◆ Exercise objective
Emit the data below verbatim, stripping out any pictures.

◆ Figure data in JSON
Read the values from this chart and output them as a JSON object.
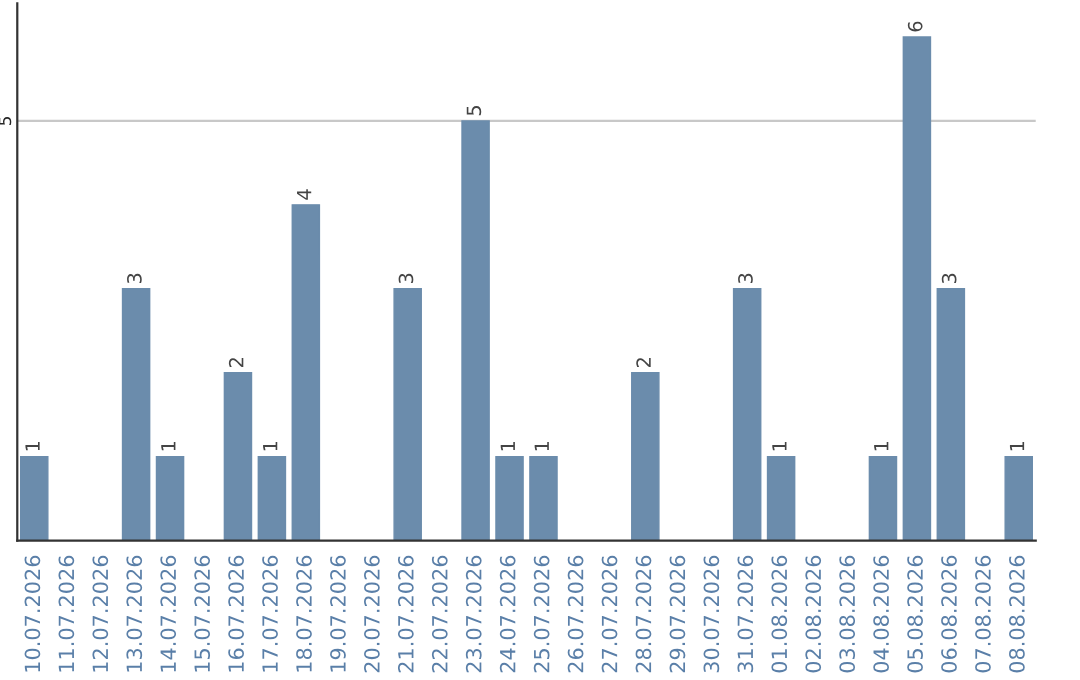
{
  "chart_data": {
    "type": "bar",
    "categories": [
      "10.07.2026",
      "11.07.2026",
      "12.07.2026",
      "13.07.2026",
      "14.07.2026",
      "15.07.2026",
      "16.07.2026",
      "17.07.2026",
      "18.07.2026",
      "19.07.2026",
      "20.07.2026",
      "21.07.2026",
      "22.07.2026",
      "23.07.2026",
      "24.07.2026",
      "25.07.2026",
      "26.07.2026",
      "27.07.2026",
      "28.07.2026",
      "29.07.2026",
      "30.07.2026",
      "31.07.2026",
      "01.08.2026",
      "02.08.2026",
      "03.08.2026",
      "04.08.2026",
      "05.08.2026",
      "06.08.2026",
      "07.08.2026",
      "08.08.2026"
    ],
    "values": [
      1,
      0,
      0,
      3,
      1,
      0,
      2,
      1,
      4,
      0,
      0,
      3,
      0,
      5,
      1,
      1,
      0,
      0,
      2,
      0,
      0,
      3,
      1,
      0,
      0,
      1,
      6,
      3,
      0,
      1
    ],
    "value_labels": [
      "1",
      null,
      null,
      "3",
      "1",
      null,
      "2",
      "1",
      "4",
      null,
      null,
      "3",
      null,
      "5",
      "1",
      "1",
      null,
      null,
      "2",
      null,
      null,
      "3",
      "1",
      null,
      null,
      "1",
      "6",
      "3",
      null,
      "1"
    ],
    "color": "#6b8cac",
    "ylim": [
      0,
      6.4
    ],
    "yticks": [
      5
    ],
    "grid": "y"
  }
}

◆ Worked answer
Read the values from this chart and output them as a JSON object.
{
  "chart_data": {
    "type": "bar",
    "categories": [
      "10.07.2026",
      "11.07.2026",
      "12.07.2026",
      "13.07.2026",
      "14.07.2026",
      "15.07.2026",
      "16.07.2026",
      "17.07.2026",
      "18.07.2026",
      "19.07.2026",
      "20.07.2026",
      "21.07.2026",
      "22.07.2026",
      "23.07.2026",
      "24.07.2026",
      "25.07.2026",
      "26.07.2026",
      "27.07.2026",
      "28.07.2026",
      "29.07.2026",
      "30.07.2026",
      "31.07.2026",
      "01.08.2026",
      "02.08.2026",
      "03.08.2026",
      "04.08.2026",
      "05.08.2026",
      "06.08.2026",
      "07.08.2026",
      "08.08.2026"
    ],
    "values": [
      1,
      0,
      0,
      3,
      1,
      0,
      2,
      1,
      4,
      0,
      0,
      3,
      0,
      5,
      1,
      1,
      0,
      0,
      2,
      0,
      0,
      3,
      1,
      0,
      0,
      1,
      6,
      3,
      0,
      1
    ],
    "value_labels": [
      "1",
      null,
      null,
      "3",
      "1",
      null,
      "2",
      "1",
      "4",
      null,
      null,
      "3",
      null,
      "5",
      "1",
      "1",
      null,
      null,
      "2",
      null,
      null,
      "3",
      "1",
      null,
      null,
      "1",
      "6",
      "3",
      null,
      "1"
    ],
    "color": "#6b8cac",
    "ylim": [
      0,
      6.4
    ],
    "yticks": [
      5
    ],
    "grid": "y"
  }
}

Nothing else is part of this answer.